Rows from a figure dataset
***

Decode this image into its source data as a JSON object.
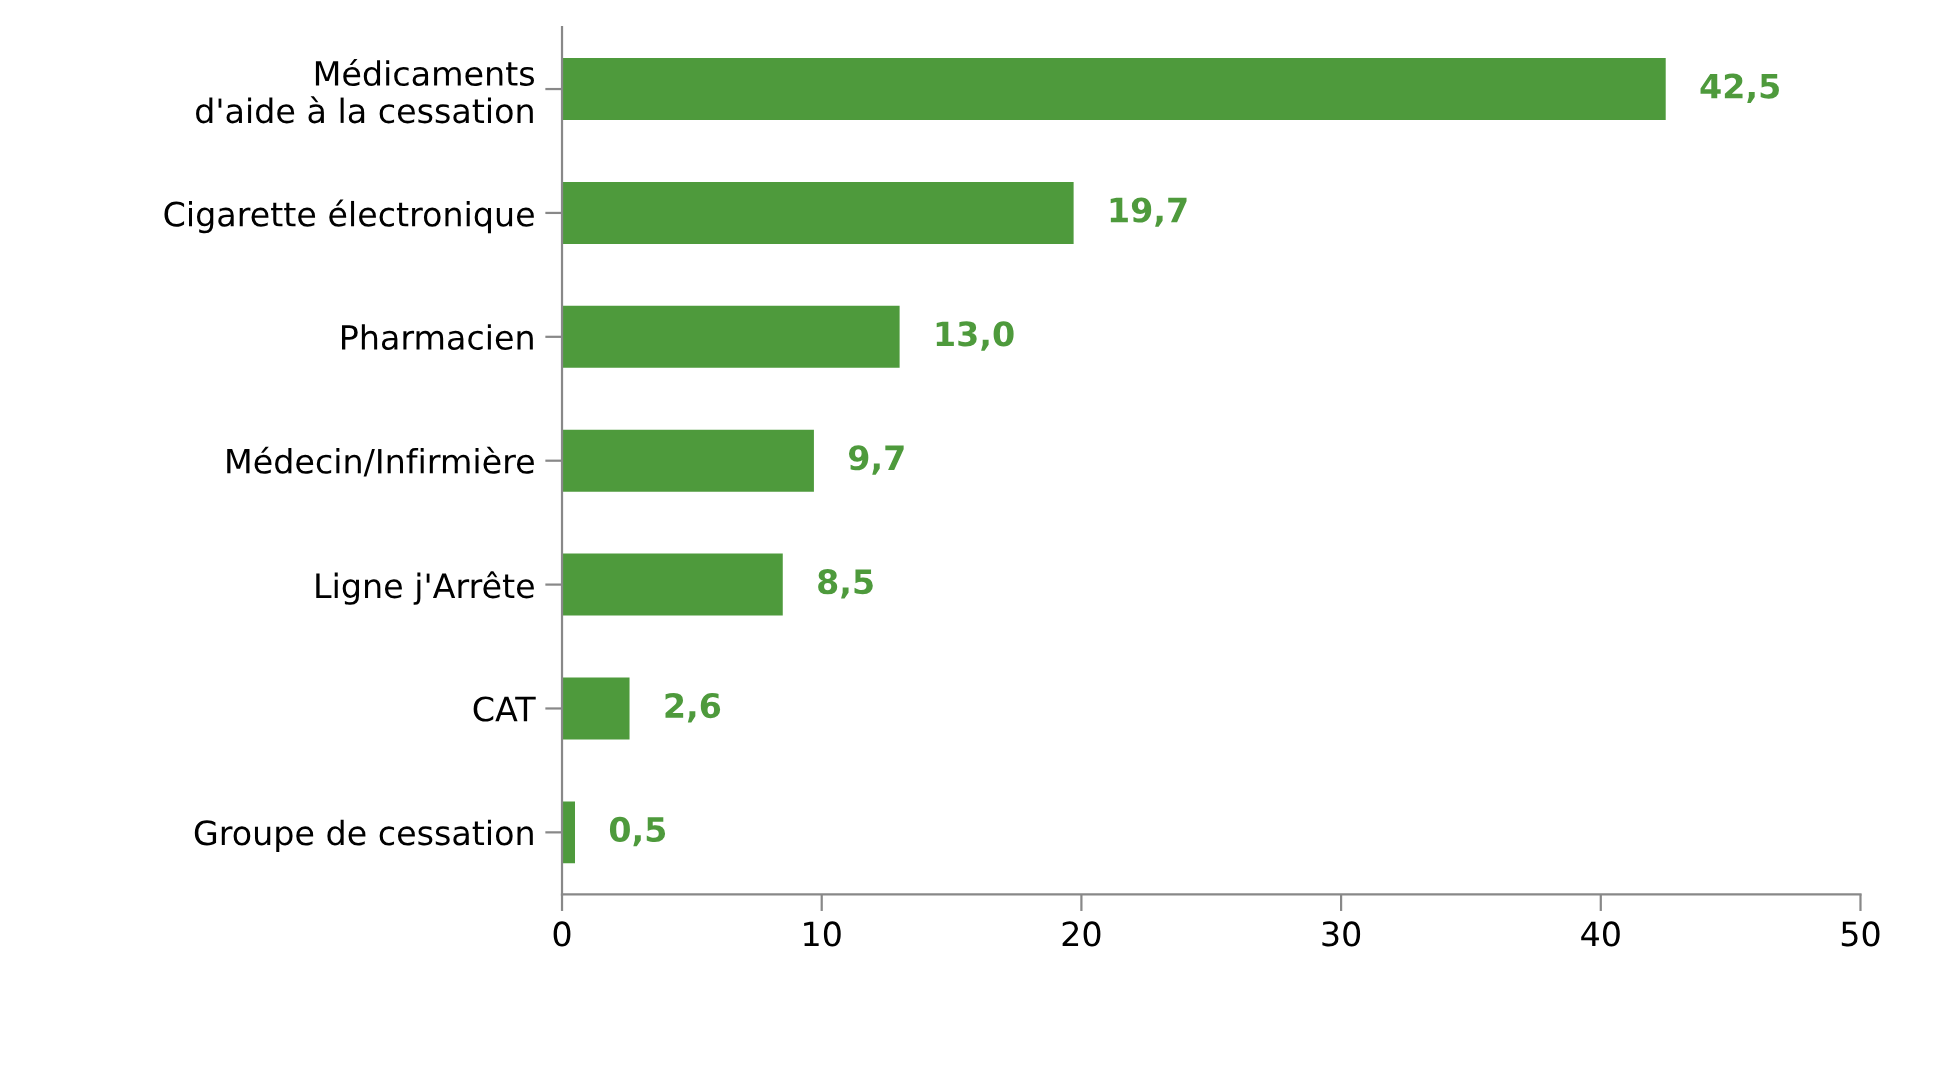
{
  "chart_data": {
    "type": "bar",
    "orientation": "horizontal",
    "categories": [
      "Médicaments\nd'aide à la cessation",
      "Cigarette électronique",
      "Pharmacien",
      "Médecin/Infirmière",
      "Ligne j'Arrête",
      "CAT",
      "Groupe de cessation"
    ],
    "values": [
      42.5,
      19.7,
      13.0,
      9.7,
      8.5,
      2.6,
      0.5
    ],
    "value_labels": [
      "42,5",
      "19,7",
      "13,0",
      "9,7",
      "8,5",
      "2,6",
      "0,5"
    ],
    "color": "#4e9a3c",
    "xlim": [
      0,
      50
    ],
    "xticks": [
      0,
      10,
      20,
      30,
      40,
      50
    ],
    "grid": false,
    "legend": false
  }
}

***

> Written instruction
Make a copy of each line that contains the string "cessation".

> Reply
      "Médicaments\nd'aide à la cessation",
      "Groupe de cessation"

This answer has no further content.